→ Stated goal
Exactly reproduce each record listed below.

→ Exercise inputs
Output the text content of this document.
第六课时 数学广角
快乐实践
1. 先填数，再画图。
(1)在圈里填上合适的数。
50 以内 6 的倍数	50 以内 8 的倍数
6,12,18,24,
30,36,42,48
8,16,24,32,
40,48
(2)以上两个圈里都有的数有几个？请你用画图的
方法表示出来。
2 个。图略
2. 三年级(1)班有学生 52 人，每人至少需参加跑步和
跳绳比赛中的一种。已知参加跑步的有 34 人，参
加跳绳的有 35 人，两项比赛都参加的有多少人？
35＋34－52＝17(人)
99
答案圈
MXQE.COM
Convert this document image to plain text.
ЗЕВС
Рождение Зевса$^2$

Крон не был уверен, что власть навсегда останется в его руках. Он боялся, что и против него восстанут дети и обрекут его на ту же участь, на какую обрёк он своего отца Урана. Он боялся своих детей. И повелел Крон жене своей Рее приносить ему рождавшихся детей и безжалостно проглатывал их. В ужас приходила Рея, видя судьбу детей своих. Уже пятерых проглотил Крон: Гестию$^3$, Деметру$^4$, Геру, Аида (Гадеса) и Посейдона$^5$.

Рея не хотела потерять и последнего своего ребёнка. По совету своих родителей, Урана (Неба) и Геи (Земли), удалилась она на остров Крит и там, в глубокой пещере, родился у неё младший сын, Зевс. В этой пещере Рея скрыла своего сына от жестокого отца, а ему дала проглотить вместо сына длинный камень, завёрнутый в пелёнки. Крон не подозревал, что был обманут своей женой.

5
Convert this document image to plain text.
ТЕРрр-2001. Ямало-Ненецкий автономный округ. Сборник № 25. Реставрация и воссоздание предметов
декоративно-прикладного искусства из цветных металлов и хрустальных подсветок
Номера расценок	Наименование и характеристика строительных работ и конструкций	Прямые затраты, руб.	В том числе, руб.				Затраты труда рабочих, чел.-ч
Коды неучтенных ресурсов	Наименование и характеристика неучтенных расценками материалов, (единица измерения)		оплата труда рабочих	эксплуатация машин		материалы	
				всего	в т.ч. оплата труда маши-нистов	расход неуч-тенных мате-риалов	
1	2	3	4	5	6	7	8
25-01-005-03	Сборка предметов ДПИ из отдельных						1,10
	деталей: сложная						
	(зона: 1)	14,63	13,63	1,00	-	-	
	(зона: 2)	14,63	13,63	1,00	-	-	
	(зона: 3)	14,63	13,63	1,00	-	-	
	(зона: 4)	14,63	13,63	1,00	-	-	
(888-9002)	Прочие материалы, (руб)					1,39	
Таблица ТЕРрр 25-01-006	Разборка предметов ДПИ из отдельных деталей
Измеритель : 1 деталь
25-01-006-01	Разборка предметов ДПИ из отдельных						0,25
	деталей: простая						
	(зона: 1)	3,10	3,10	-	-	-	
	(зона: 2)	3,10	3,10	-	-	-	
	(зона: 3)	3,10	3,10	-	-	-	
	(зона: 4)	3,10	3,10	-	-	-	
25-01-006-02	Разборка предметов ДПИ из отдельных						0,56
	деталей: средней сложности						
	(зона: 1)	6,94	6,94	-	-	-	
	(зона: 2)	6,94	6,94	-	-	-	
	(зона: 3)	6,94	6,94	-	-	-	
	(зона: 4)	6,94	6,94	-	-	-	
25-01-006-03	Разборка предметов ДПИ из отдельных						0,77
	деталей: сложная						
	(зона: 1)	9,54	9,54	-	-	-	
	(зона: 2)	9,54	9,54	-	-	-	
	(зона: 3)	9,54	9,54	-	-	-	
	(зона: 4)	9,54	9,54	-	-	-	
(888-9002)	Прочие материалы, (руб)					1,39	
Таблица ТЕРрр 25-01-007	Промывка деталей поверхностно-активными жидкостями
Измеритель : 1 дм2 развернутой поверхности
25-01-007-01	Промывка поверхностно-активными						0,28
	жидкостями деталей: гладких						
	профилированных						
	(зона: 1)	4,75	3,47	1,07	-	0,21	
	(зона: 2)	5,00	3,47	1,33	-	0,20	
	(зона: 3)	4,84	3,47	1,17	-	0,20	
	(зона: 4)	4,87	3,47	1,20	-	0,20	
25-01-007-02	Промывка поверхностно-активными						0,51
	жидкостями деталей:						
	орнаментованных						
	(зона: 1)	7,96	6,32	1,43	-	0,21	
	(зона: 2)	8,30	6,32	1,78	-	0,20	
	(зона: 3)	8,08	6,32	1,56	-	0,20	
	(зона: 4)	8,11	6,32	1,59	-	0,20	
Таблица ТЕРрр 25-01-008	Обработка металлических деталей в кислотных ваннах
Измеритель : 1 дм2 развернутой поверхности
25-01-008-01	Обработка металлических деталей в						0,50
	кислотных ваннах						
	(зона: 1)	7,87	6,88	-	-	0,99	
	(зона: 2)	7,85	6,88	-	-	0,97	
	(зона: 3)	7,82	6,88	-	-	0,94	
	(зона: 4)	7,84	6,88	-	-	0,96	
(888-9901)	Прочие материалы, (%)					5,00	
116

→ Written response
Output the text content of this document.
第六课时 数学广角
快乐实践
1. 先填数，再画图。
(1)在圈里填上合适的数。
50 以内 6 的倍数	50 以内 8 的倍数
6,12,18,24,
30,36,42,48
8,16,24,32,
40,48
(2)以上两个圈里都有的数有几个？请你用画图的
方法表示出来。
2 个。图略
2. 三年级(1)班有学生 52 人，每人至少需参加跑步和
跳绳比赛中的一种。已知参加跑步的有 34 人，参
加跳绳的有 35 人，两项比赛都参加的有多少人？
35＋34－52＝17(人)
99
答案圈
MXQE.COM
Convert this document image to plain text.
ЗЕВС
Рождение Зевса$^2$

Крон не был уверен, что власть навсегда останется в его руках. Он боялся, что и против него восстанут дети и обрекут его на ту же участь, на какую обрёк он своего отца Урана. Он боялся своих детей. И повелел Крон жене своей Рее приносить ему рождавшихся детей и безжалостно проглатывал их. В ужас приходила Рея, видя судьбу детей своих. Уже пятерых проглотил Крон: Гестию$^3$, Деметру$^4$, Геру, Аида (Гадеса) и Посейдона$^5$.

Рея не хотела потерять и последнего своего ребёнка. По совету своих родителей, Урана (Неба) и Геи (Земли), удалилась она на остров Крит и там, в глубокой пещере, родился у неё младший сын, Зевс. В этой пещере Рея скрыла своего сына от жестокого отца, а ему дала проглотить вместо сына длинный камень, завёрнутый в пелёнки. Крон не подозревал, что был обманут своей женой.

5
Convert this document image to plain text.
ТЕРрр-2001. Ямало-Ненецкий автономный округ. Сборник № 25. Реставрация и воссоздание предметов
декоративно-прикладного искусства из цветных металлов и хрустальных подсветок
Номера расценок	Наименование и характеристика строительных работ и конструкций	Прямые затраты, руб.	В том числе, руб.				Затраты труда рабочих, чел.-ч
Коды неучтенных ресурсов	Наименование и характеристика неучтенных расценками материалов, (единица измерения)		оплата труда рабочих	эксплуатация машин		материалы	
				всего	в т.ч. оплата труда маши-нистов	расход неуч-тенных мате-риалов	
1	2	3	4	5	6	7	8
25-01-005-03	Сборка предметов ДПИ из отдельных						1,10
	деталей: сложная						
	(зона: 1)	14,63	13,63	1,00	-	-	
	(зона: 2)	14,63	13,63	1,00	-	-	
	(зона: 3)	14,63	13,63	1,00	-	-	
	(зона: 4)	14,63	13,63	1,00	-	-	
(888-9002)	Прочие материалы, (руб)					1,39	
Таблица ТЕРрр 25-01-006	Разборка предметов ДПИ из отдельных деталей
Измеритель : 1 деталь
25-01-006-01	Разборка предметов ДПИ из отдельных						0,25
	деталей: простая						
	(зона: 1)	3,10	3,10	-	-	-	
	(зона: 2)	3,10	3,10	-	-	-	
	(зона: 3)	3,10	3,10	-	-	-	
	(зона: 4)	3,10	3,10	-	-	-	
25-01-006-02	Разборка предметов ДПИ из отдельных						0,56
	деталей: средней сложности						
	(зона: 1)	6,94	6,94	-	-	-	
	(зона: 2)	6,94	6,94	-	-	-	
	(зона: 3)	6,94	6,94	-	-	-	
	(зона: 4)	6,94	6,94	-	-	-	
25-01-006-03	Разборка предметов ДПИ из отдельных						0,77
	деталей: сложная						
	(зона: 1)	9,54	9,54	-	-	-	
	(зона: 2)	9,54	9,54	-	-	-	
	(зона: 3)	9,54	9,54	-	-	-	
	(зона: 4)	9,54	9,54	-	-	-	
(888-9002)	Прочие материалы, (руб)					1,39	
Таблица ТЕРрр 25-01-007	Промывка деталей поверхностно-активными жидкостями
Измеритель : 1 дм2 развернутой поверхности
25-01-007-01	Промывка поверхностно-активными						0,28
	жидкостями деталей: гладких						
	профилированных						
	(зона: 1)	4,75	3,47	1,07	-	0,21	
	(зона: 2)	5,00	3,47	1,33	-	0,20	
	(зона: 3)	4,84	3,47	1,17	-	0,20	
	(зона: 4)	4,87	3,47	1,20	-	0,20	
25-01-007-02	Промывка поверхностно-активными						0,51
	жидкостями деталей:						
	орнаментованных						
	(зона: 1)	7,96	6,32	1,43	-	0,21	
	(зона: 2)	8,30	6,32	1,78	-	0,20	
	(зона: 3)	8,08	6,32	1,56	-	0,20	
	(зона: 4)	8,11	6,32	1,59	-	0,20	
Таблица ТЕРрр 25-01-008	Обработка металлических деталей в кислотных ваннах
Измеритель : 1 дм2 развернутой поверхности
25-01-008-01	Обработка металлических деталей в						0,50
	кислотных ваннах						
	(зона: 1)	7,87	6,88	-	-	0,99	
	(зона: 2)	7,85	6,88	-	-	0,97	
	(зона: 3)	7,82	6,88	-	-	0,94	
	(зона: 4)	7,84	6,88	-	-	0,96	
(888-9901)	Прочие материалы, (%)					5,00	
116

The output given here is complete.